[Records from a dataset]

____________________

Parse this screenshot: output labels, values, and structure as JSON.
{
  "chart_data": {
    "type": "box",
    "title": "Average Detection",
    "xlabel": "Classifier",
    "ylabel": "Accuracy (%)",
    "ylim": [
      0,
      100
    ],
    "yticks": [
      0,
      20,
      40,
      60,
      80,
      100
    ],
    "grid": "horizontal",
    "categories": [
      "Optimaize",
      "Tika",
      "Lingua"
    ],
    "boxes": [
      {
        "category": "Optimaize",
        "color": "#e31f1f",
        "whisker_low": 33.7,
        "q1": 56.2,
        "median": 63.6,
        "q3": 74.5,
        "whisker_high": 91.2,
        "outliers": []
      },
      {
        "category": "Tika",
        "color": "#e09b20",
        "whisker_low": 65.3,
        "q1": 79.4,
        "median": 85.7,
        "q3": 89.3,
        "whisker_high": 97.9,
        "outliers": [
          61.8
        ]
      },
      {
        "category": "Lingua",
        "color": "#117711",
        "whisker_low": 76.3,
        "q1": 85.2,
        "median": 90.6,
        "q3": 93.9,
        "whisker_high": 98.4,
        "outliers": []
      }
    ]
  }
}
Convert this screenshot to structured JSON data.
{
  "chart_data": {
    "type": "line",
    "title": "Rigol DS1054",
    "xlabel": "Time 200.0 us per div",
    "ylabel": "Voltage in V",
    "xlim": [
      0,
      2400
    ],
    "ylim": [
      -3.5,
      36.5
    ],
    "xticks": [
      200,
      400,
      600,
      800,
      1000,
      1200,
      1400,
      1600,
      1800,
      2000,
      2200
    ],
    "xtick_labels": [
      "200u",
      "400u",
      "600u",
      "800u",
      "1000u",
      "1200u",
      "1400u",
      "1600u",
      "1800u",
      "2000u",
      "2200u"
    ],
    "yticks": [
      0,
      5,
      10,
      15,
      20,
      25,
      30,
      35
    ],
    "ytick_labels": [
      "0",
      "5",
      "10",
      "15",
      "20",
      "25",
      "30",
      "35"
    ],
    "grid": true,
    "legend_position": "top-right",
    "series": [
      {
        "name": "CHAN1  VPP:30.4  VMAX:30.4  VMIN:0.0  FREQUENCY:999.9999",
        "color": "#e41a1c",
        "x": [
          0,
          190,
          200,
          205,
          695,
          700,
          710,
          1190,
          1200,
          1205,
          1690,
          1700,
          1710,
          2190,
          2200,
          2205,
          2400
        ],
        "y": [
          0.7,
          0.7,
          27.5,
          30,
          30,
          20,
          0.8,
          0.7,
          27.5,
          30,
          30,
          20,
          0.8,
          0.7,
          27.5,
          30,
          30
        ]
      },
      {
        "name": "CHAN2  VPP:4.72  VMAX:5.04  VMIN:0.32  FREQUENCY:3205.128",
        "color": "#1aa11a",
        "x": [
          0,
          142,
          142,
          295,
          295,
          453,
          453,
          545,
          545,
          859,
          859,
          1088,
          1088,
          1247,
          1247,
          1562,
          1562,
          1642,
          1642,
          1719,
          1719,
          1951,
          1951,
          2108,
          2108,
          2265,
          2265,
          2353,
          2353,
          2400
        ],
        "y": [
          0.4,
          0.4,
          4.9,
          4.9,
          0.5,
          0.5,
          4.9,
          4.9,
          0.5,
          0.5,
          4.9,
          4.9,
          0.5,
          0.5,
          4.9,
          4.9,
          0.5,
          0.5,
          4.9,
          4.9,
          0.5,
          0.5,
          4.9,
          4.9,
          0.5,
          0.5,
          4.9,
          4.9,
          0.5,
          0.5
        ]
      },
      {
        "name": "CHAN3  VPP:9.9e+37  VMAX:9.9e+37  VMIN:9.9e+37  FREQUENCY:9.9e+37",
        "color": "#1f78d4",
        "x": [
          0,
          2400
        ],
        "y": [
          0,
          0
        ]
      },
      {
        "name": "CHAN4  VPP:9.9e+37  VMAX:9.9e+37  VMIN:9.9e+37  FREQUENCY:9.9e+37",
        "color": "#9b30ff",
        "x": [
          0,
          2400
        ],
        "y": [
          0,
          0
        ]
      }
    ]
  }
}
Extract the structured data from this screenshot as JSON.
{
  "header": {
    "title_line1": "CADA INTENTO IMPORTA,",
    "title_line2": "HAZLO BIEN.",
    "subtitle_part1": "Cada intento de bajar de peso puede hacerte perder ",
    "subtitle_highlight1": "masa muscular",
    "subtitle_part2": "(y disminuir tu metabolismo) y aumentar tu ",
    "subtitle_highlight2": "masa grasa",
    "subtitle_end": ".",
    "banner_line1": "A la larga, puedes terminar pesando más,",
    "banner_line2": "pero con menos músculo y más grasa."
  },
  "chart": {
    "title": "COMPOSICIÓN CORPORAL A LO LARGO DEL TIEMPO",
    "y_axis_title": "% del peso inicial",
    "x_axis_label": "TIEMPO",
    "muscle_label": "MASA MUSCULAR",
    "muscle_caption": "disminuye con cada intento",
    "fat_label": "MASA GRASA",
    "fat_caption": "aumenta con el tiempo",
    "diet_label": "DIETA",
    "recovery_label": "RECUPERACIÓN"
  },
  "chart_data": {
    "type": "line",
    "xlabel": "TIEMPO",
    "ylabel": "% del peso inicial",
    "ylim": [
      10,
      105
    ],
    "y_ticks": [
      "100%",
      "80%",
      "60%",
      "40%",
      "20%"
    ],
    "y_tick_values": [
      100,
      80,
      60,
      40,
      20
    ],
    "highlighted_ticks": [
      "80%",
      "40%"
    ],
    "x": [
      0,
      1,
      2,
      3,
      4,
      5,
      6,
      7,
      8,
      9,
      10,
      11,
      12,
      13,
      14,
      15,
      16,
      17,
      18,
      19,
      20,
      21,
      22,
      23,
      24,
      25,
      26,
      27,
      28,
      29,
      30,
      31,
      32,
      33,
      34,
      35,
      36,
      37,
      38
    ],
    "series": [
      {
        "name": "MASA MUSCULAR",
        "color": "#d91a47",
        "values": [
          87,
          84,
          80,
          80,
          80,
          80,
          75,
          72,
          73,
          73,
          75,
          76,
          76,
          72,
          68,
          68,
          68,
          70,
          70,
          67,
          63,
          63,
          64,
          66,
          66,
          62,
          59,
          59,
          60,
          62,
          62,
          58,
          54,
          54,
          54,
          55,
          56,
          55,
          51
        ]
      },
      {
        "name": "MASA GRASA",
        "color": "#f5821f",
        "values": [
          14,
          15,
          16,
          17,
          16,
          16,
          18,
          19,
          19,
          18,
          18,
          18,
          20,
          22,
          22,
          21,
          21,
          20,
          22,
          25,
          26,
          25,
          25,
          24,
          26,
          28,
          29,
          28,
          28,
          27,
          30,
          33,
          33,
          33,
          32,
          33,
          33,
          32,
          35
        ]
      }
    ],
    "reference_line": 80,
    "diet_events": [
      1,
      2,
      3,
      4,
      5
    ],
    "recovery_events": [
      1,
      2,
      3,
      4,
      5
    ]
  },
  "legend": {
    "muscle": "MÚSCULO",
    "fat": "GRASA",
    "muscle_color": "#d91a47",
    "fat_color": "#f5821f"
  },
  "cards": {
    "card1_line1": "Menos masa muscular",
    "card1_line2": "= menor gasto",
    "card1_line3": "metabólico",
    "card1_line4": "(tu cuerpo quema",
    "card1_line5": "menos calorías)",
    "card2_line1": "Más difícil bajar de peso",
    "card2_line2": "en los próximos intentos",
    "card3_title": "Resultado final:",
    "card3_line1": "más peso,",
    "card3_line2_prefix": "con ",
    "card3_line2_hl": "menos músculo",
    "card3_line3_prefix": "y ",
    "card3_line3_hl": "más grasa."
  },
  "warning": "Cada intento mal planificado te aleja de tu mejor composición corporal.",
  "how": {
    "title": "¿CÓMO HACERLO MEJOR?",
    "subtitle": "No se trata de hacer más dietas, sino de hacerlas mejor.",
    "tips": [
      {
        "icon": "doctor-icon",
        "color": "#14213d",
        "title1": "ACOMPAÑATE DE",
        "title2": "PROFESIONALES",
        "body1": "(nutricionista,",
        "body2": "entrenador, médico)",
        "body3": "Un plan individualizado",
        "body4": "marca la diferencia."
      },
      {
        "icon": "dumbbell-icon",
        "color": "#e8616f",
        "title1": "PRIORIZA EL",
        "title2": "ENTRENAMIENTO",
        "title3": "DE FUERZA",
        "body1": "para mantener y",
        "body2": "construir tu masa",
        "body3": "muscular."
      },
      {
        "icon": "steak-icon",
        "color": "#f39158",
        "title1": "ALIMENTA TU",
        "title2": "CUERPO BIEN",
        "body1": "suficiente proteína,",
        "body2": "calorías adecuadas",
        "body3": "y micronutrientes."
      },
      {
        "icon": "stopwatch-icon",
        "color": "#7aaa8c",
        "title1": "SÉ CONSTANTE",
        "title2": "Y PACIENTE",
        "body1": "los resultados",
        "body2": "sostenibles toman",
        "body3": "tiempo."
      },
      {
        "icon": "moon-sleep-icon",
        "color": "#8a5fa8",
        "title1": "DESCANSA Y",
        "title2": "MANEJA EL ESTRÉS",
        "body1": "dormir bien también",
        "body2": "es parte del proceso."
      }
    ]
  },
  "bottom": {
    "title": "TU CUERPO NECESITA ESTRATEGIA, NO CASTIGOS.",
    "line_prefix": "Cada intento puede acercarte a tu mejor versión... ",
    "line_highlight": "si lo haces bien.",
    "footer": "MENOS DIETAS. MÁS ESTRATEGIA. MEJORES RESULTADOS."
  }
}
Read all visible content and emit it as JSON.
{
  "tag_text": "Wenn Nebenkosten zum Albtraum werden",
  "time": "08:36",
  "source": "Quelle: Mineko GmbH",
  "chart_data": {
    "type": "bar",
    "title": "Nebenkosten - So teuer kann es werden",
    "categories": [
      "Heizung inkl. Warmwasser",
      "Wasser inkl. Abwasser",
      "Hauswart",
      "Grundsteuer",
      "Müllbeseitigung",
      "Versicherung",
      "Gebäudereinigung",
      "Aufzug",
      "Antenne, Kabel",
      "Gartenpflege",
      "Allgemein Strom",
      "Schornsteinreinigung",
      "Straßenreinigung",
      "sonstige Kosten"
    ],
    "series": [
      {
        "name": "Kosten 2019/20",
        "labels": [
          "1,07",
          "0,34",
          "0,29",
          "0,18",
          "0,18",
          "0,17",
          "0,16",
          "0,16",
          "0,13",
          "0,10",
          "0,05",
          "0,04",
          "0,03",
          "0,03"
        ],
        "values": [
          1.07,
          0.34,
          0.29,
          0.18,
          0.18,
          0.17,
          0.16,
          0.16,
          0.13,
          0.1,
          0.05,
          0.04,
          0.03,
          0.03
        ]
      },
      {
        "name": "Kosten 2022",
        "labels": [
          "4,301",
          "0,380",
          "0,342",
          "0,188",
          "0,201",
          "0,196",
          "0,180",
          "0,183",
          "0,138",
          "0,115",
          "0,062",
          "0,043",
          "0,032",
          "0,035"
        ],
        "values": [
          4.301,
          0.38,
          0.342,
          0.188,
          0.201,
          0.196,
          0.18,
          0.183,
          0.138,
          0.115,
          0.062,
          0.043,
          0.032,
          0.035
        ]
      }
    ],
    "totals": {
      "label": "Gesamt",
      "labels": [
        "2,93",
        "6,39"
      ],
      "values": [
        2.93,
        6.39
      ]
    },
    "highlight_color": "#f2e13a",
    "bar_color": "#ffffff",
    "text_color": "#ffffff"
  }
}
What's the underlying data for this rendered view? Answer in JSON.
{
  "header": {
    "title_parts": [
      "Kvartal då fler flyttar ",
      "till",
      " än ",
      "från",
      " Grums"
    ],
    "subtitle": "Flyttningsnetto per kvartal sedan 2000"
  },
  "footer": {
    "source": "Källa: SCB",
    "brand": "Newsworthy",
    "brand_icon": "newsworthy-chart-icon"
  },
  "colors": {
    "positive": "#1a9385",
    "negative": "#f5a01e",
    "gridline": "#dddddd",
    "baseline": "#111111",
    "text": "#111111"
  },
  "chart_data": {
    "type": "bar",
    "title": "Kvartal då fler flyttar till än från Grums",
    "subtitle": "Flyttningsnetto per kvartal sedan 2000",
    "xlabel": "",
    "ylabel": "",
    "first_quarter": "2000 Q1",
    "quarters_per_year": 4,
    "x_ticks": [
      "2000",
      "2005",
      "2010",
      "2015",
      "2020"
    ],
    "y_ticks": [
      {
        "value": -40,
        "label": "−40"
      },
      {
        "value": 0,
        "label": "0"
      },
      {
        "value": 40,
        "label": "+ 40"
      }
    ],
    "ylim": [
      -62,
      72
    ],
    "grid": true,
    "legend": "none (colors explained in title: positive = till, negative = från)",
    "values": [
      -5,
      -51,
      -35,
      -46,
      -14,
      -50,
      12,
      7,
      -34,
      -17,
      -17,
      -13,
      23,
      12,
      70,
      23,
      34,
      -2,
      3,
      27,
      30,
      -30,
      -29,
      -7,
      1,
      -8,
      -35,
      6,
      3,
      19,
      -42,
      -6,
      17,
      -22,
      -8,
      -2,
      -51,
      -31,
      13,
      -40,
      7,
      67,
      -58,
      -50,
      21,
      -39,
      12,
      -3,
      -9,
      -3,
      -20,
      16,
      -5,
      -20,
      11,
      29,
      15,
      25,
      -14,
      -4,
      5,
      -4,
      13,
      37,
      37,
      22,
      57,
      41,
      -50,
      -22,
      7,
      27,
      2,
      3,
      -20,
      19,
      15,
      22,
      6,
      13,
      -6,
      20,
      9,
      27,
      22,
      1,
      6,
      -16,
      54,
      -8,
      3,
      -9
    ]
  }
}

____________________

# [WRITTEN INSTRUCTION]
All lines in the data that contain the word "footer" should be copied.

# [TASK ANSWER]
    "footer": "MENOS DIETAS. MÁS ESTRATEGIA. MEJORES RESULTADOS."
  "footer": {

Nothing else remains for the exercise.